Exercise goal -> What is the number of lines in the data that hold the string "Dusun"? Reply with that number only.

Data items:
============================================================

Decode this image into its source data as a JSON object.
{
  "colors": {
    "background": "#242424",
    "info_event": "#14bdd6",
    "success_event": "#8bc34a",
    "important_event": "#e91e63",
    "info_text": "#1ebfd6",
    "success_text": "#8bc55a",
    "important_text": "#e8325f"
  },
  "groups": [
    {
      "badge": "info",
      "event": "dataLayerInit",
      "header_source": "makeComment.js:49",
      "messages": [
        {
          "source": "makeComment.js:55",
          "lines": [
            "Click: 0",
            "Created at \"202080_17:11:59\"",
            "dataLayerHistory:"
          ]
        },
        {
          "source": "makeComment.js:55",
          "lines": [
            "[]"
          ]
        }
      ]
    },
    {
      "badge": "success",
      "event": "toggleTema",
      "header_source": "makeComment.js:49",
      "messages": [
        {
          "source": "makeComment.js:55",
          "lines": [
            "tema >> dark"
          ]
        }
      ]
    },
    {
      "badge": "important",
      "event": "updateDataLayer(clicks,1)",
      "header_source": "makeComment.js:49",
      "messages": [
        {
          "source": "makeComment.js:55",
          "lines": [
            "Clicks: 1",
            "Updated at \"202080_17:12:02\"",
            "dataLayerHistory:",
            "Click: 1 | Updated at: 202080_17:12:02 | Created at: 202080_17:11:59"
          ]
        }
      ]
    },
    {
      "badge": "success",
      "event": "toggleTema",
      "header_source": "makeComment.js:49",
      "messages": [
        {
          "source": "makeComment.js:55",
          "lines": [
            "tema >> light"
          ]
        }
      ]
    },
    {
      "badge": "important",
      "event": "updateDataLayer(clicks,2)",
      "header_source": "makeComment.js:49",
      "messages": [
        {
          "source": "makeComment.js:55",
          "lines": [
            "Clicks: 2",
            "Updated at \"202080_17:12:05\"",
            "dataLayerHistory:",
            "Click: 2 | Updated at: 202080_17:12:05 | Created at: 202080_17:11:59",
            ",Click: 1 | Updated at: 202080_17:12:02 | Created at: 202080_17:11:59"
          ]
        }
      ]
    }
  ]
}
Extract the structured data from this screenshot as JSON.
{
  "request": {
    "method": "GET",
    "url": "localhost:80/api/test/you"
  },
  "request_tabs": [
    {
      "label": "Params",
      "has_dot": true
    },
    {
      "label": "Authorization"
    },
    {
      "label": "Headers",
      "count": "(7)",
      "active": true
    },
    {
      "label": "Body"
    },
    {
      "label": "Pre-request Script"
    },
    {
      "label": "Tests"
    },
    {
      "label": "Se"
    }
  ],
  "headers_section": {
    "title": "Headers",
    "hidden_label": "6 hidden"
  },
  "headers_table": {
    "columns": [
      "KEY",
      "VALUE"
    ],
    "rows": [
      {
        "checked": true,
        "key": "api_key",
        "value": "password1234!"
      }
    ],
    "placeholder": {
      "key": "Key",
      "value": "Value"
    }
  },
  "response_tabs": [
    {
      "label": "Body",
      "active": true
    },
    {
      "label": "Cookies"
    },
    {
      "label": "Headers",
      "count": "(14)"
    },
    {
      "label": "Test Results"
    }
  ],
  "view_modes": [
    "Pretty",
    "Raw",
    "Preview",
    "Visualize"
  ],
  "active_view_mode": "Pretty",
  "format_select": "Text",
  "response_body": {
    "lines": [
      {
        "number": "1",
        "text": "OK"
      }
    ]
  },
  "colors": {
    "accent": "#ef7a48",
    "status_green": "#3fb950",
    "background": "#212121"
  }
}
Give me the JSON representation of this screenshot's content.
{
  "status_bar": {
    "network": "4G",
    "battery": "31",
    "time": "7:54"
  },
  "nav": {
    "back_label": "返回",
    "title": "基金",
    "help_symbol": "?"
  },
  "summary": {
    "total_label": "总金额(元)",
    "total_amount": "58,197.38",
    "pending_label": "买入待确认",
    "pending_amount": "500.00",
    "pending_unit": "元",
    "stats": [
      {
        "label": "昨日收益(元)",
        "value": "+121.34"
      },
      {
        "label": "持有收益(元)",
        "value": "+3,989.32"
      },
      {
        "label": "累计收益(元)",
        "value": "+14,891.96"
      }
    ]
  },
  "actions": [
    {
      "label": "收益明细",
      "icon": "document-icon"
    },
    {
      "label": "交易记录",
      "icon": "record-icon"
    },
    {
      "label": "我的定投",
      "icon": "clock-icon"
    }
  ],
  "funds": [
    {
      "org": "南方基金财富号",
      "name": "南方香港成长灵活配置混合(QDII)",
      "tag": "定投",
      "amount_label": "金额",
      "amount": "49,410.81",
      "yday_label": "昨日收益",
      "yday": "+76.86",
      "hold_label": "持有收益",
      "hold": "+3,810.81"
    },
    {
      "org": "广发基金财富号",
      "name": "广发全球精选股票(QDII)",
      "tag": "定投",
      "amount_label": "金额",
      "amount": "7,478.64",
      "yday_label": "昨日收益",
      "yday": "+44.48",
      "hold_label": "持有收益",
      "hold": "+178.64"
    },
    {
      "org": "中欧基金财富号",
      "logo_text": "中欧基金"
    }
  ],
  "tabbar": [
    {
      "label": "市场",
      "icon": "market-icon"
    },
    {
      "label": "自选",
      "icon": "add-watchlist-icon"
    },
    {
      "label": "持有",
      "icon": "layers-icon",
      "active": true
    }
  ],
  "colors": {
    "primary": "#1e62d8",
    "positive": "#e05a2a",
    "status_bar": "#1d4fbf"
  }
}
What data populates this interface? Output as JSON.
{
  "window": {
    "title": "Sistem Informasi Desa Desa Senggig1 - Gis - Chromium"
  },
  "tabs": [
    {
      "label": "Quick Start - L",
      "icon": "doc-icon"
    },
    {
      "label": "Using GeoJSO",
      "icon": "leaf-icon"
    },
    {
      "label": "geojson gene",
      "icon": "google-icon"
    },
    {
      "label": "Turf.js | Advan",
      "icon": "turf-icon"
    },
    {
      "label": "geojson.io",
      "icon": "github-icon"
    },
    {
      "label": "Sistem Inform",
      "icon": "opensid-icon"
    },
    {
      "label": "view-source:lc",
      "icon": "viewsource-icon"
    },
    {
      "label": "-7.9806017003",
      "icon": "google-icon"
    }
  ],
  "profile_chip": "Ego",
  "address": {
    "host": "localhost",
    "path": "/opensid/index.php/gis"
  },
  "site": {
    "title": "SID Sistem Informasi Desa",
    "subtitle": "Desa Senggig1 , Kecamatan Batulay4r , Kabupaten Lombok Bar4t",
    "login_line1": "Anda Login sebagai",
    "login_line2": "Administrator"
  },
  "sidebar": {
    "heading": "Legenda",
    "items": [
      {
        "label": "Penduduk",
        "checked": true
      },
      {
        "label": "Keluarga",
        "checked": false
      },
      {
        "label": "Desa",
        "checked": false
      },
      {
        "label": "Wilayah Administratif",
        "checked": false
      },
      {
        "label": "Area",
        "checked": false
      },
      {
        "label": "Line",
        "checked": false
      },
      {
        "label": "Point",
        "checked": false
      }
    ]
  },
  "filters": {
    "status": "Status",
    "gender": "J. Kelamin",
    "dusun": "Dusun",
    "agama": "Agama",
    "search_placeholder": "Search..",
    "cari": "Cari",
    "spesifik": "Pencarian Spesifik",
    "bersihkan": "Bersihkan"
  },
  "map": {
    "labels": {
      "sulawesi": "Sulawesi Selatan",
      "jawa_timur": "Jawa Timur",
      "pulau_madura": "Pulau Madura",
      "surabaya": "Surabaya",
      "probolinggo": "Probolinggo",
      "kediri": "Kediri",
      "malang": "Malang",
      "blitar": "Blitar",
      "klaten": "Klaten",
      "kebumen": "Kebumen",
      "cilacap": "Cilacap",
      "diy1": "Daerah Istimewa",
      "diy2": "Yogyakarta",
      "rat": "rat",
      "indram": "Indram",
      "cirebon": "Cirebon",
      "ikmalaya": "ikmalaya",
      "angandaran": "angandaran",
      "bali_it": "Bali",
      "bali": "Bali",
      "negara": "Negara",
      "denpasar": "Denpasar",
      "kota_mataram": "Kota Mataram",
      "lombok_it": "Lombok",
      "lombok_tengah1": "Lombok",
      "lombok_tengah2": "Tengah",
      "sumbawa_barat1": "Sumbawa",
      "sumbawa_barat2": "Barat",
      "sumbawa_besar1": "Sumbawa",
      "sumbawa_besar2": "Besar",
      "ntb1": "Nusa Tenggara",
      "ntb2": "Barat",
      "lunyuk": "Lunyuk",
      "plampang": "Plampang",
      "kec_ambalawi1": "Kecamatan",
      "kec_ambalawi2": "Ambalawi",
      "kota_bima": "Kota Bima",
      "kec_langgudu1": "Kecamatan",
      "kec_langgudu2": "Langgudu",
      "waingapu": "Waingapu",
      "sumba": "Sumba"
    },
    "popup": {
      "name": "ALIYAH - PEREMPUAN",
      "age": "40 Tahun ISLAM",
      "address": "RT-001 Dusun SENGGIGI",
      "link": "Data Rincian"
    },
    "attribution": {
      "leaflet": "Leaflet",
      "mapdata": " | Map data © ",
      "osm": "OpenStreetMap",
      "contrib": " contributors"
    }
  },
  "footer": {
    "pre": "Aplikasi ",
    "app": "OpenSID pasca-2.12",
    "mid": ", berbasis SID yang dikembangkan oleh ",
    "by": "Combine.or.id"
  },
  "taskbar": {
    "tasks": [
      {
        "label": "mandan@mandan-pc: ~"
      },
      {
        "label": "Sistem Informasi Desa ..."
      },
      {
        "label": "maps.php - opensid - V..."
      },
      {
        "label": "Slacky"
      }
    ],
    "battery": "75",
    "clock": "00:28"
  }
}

============================================================

Solution to this exercise -> 2